● **Request**:
Without altering anything, repeat each of the records.

(Data records)
◇ ◇ ◇ ◇
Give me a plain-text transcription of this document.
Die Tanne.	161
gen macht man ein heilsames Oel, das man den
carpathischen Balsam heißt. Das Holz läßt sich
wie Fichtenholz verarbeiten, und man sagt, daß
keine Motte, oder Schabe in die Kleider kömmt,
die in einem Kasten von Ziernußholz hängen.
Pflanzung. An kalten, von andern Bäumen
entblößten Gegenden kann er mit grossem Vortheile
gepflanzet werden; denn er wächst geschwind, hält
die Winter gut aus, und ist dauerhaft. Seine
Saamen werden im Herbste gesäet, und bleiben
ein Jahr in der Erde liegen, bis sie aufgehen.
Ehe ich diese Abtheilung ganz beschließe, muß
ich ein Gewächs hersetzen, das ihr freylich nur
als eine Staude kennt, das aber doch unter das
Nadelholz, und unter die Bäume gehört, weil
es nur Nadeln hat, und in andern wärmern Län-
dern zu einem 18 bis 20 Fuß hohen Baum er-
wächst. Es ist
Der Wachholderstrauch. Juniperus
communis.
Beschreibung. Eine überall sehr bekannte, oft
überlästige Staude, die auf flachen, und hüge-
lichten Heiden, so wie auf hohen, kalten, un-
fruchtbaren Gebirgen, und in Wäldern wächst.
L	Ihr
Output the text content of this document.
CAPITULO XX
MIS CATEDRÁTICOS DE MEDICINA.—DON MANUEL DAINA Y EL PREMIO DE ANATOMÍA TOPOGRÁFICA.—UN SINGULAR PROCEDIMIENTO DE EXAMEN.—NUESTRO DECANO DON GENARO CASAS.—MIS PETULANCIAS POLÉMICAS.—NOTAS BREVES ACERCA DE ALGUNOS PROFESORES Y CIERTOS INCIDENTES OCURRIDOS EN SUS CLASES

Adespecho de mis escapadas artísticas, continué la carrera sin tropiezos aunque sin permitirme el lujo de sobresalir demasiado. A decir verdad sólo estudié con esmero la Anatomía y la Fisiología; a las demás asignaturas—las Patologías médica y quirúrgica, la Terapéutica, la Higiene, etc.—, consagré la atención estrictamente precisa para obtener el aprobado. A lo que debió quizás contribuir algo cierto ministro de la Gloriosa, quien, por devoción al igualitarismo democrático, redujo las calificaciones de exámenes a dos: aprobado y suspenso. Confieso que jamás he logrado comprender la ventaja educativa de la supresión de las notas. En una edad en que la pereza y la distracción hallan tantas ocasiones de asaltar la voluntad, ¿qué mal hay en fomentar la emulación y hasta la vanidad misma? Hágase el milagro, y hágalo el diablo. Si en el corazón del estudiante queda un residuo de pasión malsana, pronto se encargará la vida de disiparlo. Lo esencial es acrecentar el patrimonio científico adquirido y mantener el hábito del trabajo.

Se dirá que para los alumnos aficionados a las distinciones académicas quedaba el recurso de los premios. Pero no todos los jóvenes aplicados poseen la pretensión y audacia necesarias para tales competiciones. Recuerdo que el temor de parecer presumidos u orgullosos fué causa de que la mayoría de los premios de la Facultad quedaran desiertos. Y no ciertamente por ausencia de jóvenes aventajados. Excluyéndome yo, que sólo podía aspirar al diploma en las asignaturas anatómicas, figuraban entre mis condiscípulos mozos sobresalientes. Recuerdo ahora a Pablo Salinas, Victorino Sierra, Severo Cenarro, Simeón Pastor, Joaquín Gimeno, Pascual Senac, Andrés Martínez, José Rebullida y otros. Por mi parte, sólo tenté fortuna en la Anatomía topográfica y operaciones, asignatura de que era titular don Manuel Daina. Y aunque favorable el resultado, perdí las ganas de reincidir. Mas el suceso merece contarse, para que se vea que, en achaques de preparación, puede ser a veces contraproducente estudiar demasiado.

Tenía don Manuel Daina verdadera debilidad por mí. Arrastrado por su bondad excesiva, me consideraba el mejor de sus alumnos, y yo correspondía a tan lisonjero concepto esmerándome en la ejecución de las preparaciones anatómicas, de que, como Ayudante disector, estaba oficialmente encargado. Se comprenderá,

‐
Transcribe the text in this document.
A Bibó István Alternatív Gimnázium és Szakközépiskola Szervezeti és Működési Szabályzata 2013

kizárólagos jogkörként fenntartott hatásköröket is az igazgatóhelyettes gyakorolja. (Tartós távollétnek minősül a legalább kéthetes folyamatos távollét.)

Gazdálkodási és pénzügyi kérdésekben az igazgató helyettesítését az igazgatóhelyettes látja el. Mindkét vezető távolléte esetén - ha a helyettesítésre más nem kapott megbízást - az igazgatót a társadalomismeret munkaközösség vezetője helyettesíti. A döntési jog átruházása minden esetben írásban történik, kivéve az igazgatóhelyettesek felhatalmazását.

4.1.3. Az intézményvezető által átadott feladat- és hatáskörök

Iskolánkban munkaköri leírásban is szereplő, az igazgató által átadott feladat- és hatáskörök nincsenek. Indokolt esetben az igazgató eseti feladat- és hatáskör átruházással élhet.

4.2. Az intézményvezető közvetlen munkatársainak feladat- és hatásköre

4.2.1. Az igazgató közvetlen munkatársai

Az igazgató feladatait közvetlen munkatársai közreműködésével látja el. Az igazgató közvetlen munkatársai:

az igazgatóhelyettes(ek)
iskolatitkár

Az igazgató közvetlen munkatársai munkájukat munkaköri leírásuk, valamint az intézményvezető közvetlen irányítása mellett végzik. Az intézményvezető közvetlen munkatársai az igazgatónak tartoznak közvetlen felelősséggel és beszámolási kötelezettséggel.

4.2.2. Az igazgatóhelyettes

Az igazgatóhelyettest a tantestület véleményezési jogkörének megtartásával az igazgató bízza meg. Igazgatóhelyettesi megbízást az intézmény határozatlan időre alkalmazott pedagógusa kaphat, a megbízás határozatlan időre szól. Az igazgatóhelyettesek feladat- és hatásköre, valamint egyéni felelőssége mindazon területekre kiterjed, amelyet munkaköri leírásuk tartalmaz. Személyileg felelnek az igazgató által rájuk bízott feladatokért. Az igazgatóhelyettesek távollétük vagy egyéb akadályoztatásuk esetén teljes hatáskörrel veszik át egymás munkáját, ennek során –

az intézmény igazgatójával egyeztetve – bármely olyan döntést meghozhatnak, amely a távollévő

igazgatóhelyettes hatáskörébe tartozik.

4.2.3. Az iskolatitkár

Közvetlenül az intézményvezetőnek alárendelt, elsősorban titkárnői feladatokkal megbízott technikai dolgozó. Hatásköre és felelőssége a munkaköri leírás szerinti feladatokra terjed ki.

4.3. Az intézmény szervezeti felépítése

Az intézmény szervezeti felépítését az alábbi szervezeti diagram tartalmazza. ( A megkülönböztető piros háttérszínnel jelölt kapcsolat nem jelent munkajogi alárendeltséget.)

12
◇ ◇ ◇ ◇
● **Right answer**:
Give me a plain-text transcription of this document.
Die Tanne.	161
gen macht man ein heilsames Oel, das man den
carpathischen Balsam heißt. Das Holz läßt sich
wie Fichtenholz verarbeiten, und man sagt, daß
keine Motte, oder Schabe in die Kleider kömmt,
die in einem Kasten von Ziernußholz hängen.
Pflanzung. An kalten, von andern Bäumen
entblößten Gegenden kann er mit grossem Vortheile
gepflanzet werden; denn er wächst geschwind, hält
die Winter gut aus, und ist dauerhaft. Seine
Saamen werden im Herbste gesäet, und bleiben
ein Jahr in der Erde liegen, bis sie aufgehen.
Ehe ich diese Abtheilung ganz beschließe, muß
ich ein Gewächs hersetzen, das ihr freylich nur
als eine Staude kennt, das aber doch unter das
Nadelholz, und unter die Bäume gehört, weil
es nur Nadeln hat, und in andern wärmern Län-
dern zu einem 18 bis 20 Fuß hohen Baum er-
wächst. Es ist
Der Wachholderstrauch. Juniperus
communis.
Beschreibung. Eine überall sehr bekannte, oft
überlästige Staude, die auf flachen, und hüge-
lichten Heiden, so wie auf hohen, kalten, un-
fruchtbaren Gebirgen, und in Wäldern wächst.
L	Ihr
Output the text content of this document.
CAPITULO XX
MIS CATEDRÁTICOS DE MEDICINA.—DON MANUEL DAINA Y EL PREMIO DE ANATOMÍA TOPOGRÁFICA.—UN SINGULAR PROCEDIMIENTO DE EXAMEN.—NUESTRO DECANO DON GENARO CASAS.—MIS PETULANCIAS POLÉMICAS.—NOTAS BREVES ACERCA DE ALGUNOS PROFESORES Y CIERTOS INCIDENTES OCURRIDOS EN SUS CLASES

Adespecho de mis escapadas artísticas, continué la carrera sin tropiezos aunque sin permitirme el lujo de sobresalir demasiado. A decir verdad sólo estudié con esmero la Anatomía y la Fisiología; a las demás asignaturas—las Patologías médica y quirúrgica, la Terapéutica, la Higiene, etc.—, consagré la atención estrictamente precisa para obtener el aprobado. A lo que debió quizás contribuir algo cierto ministro de la Gloriosa, quien, por devoción al igualitarismo democrático, redujo las calificaciones de exámenes a dos: aprobado y suspenso. Confieso que jamás he logrado comprender la ventaja educativa de la supresión de las notas. En una edad en que la pereza y la distracción hallan tantas ocasiones de asaltar la voluntad, ¿qué mal hay en fomentar la emulación y hasta la vanidad misma? Hágase el milagro, y hágalo el diablo. Si en el corazón del estudiante queda un residuo de pasión malsana, pronto se encargará la vida de disiparlo. Lo esencial es acrecentar el patrimonio científico adquirido y mantener el hábito del trabajo.

Se dirá que para los alumnos aficionados a las distinciones académicas quedaba el recurso de los premios. Pero no todos los jóvenes aplicados poseen la pretensión y audacia necesarias para tales competiciones. Recuerdo que el temor de parecer presumidos u orgullosos fué causa de que la mayoría de los premios de la Facultad quedaran desiertos. Y no ciertamente por ausencia de jóvenes aventajados. Excluyéndome yo, que sólo podía aspirar al diploma en las asignaturas anatómicas, figuraban entre mis condiscípulos mozos sobresalientes. Recuerdo ahora a Pablo Salinas, Victorino Sierra, Severo Cenarro, Simeón Pastor, Joaquín Gimeno, Pascual Senac, Andrés Martínez, José Rebullida y otros. Por mi parte, sólo tenté fortuna en la Anatomía topográfica y operaciones, asignatura de que era titular don Manuel Daina. Y aunque favorable el resultado, perdí las ganas de reincidir. Mas el suceso merece contarse, para que se vea que, en achaques de preparación, puede ser a veces contraproducente estudiar demasiado.

Tenía don Manuel Daina verdadera debilidad por mí. Arrastrado por su bondad excesiva, me consideraba el mejor de sus alumnos, y yo correspondía a tan lisonjero concepto esmerándome en la ejecución de las preparaciones anatómicas, de que, como Ayudante disector, estaba oficialmente encargado. Se comprenderá,

‐
Transcribe the text in this document.
A Bibó István Alternatív Gimnázium és Szakközépiskola Szervezeti és Működési Szabályzata 2013

kizárólagos jogkörként fenntartott hatásköröket is az igazgatóhelyettes gyakorolja. (Tartós távollétnek minősül a legalább kéthetes folyamatos távollét.)

Gazdálkodási és pénzügyi kérdésekben az igazgató helyettesítését az igazgatóhelyettes látja el. Mindkét vezető távolléte esetén - ha a helyettesítésre más nem kapott megbízást - az igazgatót a társadalomismeret munkaközösség vezetője helyettesíti. A döntési jog átruházása minden esetben írásban történik, kivéve az igazgatóhelyettesek felhatalmazását.

4.1.3. Az intézményvezető által átadott feladat- és hatáskörök

Iskolánkban munkaköri leírásban is szereplő, az igazgató által átadott feladat- és hatáskörök nincsenek. Indokolt esetben az igazgató eseti feladat- és hatáskör átruházással élhet.

4.2. Az intézményvezető közvetlen munkatársainak feladat- és hatásköre

4.2.1. Az igazgató közvetlen munkatársai

Az igazgató feladatait közvetlen munkatársai közreműködésével látja el. Az igazgató közvetlen munkatársai:

az igazgatóhelyettes(ek)
iskolatitkár

Az igazgató közvetlen munkatársai munkájukat munkaköri leírásuk, valamint az intézményvezető közvetlen irányítása mellett végzik. Az intézményvezető közvetlen munkatársai az igazgatónak tartoznak közvetlen felelősséggel és beszámolási kötelezettséggel.

4.2.2. Az igazgatóhelyettes

Az igazgatóhelyettest a tantestület véleményezési jogkörének megtartásával az igazgató bízza meg. Igazgatóhelyettesi megbízást az intézmény határozatlan időre alkalmazott pedagógusa kaphat, a megbízás határozatlan időre szól. Az igazgatóhelyettesek feladat- és hatásköre, valamint egyéni felelőssége mindazon területekre kiterjed, amelyet munkaköri leírásuk tartalmaz. Személyileg felelnek az igazgató által rájuk bízott feladatokért. Az igazgatóhelyettesek távollétük vagy egyéb akadályoztatásuk esetén teljes hatáskörrel veszik át egymás munkáját, ennek során –

az intézmény igazgatójával egyeztetve – bármely olyan döntést meghozhatnak, amely a távollévő

igazgatóhelyettes hatáskörébe tartozik.

4.2.3. Az iskolatitkár

Közvetlenül az intézményvezetőnek alárendelt, elsősorban titkárnői feladatokkal megbízott technikai dolgozó. Hatásköre és felelőssége a munkaköri leírás szerinti feladatokra terjed ki.

4.3. Az intézmény szervezeti felépítése

Az intézmény szervezeti felépítését az alábbi szervezeti diagram tartalmazza. ( A megkülönböztető piros háttérszínnel jelölt kapcsolat nem jelent munkajogi alárendeltséget.)

12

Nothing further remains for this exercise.